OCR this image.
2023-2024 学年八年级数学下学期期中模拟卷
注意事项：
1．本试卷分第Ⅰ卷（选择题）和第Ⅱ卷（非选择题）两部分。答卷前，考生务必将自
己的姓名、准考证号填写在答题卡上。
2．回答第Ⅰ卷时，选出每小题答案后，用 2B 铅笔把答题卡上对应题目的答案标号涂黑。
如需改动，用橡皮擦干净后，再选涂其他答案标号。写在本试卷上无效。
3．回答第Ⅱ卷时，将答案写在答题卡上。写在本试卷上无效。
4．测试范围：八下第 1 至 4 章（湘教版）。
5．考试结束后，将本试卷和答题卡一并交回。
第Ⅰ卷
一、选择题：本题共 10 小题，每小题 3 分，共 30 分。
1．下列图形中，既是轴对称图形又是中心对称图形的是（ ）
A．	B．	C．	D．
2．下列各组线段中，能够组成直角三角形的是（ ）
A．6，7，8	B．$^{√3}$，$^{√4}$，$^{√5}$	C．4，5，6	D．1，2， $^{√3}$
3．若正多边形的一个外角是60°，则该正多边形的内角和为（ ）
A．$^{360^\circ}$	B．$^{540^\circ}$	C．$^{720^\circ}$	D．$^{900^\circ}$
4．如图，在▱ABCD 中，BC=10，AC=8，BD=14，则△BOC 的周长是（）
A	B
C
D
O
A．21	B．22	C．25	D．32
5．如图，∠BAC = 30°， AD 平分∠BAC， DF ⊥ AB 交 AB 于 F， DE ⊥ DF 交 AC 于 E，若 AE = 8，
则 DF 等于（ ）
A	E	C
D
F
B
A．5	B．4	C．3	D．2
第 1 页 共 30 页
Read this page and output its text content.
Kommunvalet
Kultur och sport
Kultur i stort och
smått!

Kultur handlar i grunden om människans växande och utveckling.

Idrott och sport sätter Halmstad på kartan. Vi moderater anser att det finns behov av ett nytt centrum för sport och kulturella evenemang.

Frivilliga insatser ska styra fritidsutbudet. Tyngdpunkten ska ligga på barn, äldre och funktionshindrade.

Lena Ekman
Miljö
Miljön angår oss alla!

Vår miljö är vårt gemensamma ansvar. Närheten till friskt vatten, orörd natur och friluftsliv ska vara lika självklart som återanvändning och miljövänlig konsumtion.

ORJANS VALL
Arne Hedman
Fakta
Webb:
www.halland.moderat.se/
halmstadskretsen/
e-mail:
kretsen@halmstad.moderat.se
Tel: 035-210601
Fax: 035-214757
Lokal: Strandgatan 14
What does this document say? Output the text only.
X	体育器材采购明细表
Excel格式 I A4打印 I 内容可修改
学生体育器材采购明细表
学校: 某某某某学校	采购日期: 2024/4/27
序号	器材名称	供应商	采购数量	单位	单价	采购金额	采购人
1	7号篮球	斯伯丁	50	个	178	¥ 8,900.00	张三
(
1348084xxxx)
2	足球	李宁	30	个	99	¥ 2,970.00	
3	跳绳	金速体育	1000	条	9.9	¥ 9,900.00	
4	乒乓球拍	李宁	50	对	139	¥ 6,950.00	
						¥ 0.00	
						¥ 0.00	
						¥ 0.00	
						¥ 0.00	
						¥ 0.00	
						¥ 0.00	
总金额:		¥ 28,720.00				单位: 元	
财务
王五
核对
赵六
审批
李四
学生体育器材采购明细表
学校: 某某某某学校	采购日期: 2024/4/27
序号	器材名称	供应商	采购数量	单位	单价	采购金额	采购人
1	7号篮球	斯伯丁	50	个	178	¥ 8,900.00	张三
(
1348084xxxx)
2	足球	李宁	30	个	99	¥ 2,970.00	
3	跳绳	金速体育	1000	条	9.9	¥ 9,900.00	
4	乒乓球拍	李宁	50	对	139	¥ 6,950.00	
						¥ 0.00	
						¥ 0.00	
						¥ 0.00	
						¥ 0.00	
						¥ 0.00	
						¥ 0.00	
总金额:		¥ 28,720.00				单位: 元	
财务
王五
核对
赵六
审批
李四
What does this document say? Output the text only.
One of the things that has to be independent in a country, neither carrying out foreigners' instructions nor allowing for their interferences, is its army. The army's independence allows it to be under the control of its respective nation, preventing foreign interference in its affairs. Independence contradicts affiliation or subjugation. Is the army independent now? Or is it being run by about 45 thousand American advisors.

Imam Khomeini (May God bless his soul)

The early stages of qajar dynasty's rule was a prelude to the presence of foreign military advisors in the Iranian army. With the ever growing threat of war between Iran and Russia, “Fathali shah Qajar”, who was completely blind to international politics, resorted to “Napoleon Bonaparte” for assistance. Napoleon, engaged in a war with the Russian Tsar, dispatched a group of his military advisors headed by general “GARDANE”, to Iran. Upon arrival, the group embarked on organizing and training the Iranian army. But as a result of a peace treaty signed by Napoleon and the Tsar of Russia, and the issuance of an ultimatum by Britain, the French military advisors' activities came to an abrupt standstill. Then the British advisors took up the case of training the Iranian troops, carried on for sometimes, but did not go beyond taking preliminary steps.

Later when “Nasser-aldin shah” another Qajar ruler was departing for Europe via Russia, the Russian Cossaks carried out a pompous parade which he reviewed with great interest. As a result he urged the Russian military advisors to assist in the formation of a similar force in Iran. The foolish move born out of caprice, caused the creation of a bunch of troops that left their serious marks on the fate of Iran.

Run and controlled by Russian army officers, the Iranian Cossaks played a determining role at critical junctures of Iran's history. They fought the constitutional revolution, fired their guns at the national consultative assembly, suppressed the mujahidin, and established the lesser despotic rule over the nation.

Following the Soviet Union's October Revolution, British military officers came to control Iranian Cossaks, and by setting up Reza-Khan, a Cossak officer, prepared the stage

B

→ **TASK DIRECTIONS**
Copy out each line exactly as written.

→ **FINAL ANSWER**
OCR this image.
2023-2024 学年八年级数学下学期期中模拟卷
注意事项：
1．本试卷分第Ⅰ卷（选择题）和第Ⅱ卷（非选择题）两部分。答卷前，考生务必将自
己的姓名、准考证号填写在答题卡上。
2．回答第Ⅰ卷时，选出每小题答案后，用 2B 铅笔把答题卡上对应题目的答案标号涂黑。
如需改动，用橡皮擦干净后，再选涂其他答案标号。写在本试卷上无效。
3．回答第Ⅱ卷时，将答案写在答题卡上。写在本试卷上无效。
4．测试范围：八下第 1 至 4 章（湘教版）。
5．考试结束后，将本试卷和答题卡一并交回。
第Ⅰ卷
一、选择题：本题共 10 小题，每小题 3 分，共 30 分。
1．下列图形中，既是轴对称图形又是中心对称图形的是（ ）
A．	B．	C．	D．
2．下列各组线段中，能够组成直角三角形的是（ ）
A．6，7，8	B．$^{√3}$，$^{√4}$，$^{√5}$	C．4，5，6	D．1，2， $^{√3}$
3．若正多边形的一个外角是60°，则该正多边形的内角和为（ ）
A．$^{360^\circ}$	B．$^{540^\circ}$	C．$^{720^\circ}$	D．$^{900^\circ}$
4．如图，在▱ABCD 中，BC=10，AC=8，BD=14，则△BOC 的周长是（）
A	B
C
D
O
A．21	B．22	C．25	D．32
5．如图，∠BAC = 30°， AD 平分∠BAC， DF ⊥ AB 交 AB 于 F， DE ⊥ DF 交 AC 于 E，若 AE = 8，
则 DF 等于（ ）
A	E	C
D
F
B
A．5	B．4	C．3	D．2
第 1 页 共 30 页
Read this page and output its text content.
Kommunvalet
Kultur och sport
Kultur i stort och
smått!

Kultur handlar i grunden om människans växande och utveckling.

Idrott och sport sätter Halmstad på kartan. Vi moderater anser att det finns behov av ett nytt centrum för sport och kulturella evenemang.

Frivilliga insatser ska styra fritidsutbudet. Tyngdpunkten ska ligga på barn, äldre och funktionshindrade.

Lena Ekman
Miljö
Miljön angår oss alla!

Vår miljö är vårt gemensamma ansvar. Närheten till friskt vatten, orörd natur och friluftsliv ska vara lika självklart som återanvändning och miljövänlig konsumtion.

ORJANS VALL
Arne Hedman
Fakta
Webb:
www.halland.moderat.se/
halmstadskretsen/
e-mail:
kretsen@halmstad.moderat.se
Tel: 035-210601
Fax: 035-214757
Lokal: Strandgatan 14
What does this document say? Output the text only.
X	体育器材采购明细表
Excel格式 I A4打印 I 内容可修改
学生体育器材采购明细表
学校: 某某某某学校	采购日期: 2024/4/27
序号	器材名称	供应商	采购数量	单位	单价	采购金额	采购人
1	7号篮球	斯伯丁	50	个	178	¥ 8,900.00	张三
(
1348084xxxx)
2	足球	李宁	30	个	99	¥ 2,970.00	
3	跳绳	金速体育	1000	条	9.9	¥ 9,900.00	
4	乒乓球拍	李宁	50	对	139	¥ 6,950.00	
						¥ 0.00	
						¥ 0.00	
						¥ 0.00	
						¥ 0.00	
						¥ 0.00	
						¥ 0.00	
总金额:		¥ 28,720.00				单位: 元	
财务
王五
核对
赵六
审批
李四
学生体育器材采购明细表
学校: 某某某某学校	采购日期: 2024/4/27
序号	器材名称	供应商	采购数量	单位	单价	采购金额	采购人
1	7号篮球	斯伯丁	50	个	178	¥ 8,900.00	张三
(
1348084xxxx)
2	足球	李宁	30	个	99	¥ 2,970.00	
3	跳绳	金速体育	1000	条	9.9	¥ 9,900.00	
4	乒乓球拍	李宁	50	对	139	¥ 6,950.00	
						¥ 0.00	
						¥ 0.00	
						¥ 0.00	
						¥ 0.00	
						¥ 0.00	
						¥ 0.00	
总金额:		¥ 28,720.00				单位: 元	
财务
王五
核对
赵六
审批
李四
What does this document say? Output the text only.
One of the things that has to be independent in a country, neither carrying out foreigners' instructions nor allowing for their interferences, is its army. The army's independence allows it to be under the control of its respective nation, preventing foreign interference in its affairs. Independence contradicts affiliation or subjugation. Is the army independent now? Or is it being run by about 45 thousand American advisors.

Imam Khomeini (May God bless his soul)

The early stages of qajar dynasty's rule was a prelude to the presence of foreign military advisors in the Iranian army. With the ever growing threat of war between Iran and Russia, “Fathali shah Qajar”, who was completely blind to international politics, resorted to “Napoleon Bonaparte” for assistance. Napoleon, engaged in a war with the Russian Tsar, dispatched a group of his military advisors headed by general “GARDANE”, to Iran. Upon arrival, the group embarked on organizing and training the Iranian army. But as a result of a peace treaty signed by Napoleon and the Tsar of Russia, and the issuance of an ultimatum by Britain, the French military advisors' activities came to an abrupt standstill. Then the British advisors took up the case of training the Iranian troops, carried on for sometimes, but did not go beyond taking preliminary steps.

Later when “Nasser-aldin shah” another Qajar ruler was departing for Europe via Russia, the Russian Cossaks carried out a pompous parade which he reviewed with great interest. As a result he urged the Russian military advisors to assist in the formation of a similar force in Iran. The foolish move born out of caprice, caused the creation of a bunch of troops that left their serious marks on the fate of Iran.

Run and controlled by Russian army officers, the Iranian Cossaks played a determining role at critical junctures of Iran's history. They fought the constitutional revolution, fired their guns at the national consultative assembly, suppressed the mujahidin, and established the lesser despotic rule over the nation.

Following the Soviet Union's October Revolution, British military officers came to control Iranian Cossaks, and by setting up Reza-Khan, a Cossak officer, prepared the stage

B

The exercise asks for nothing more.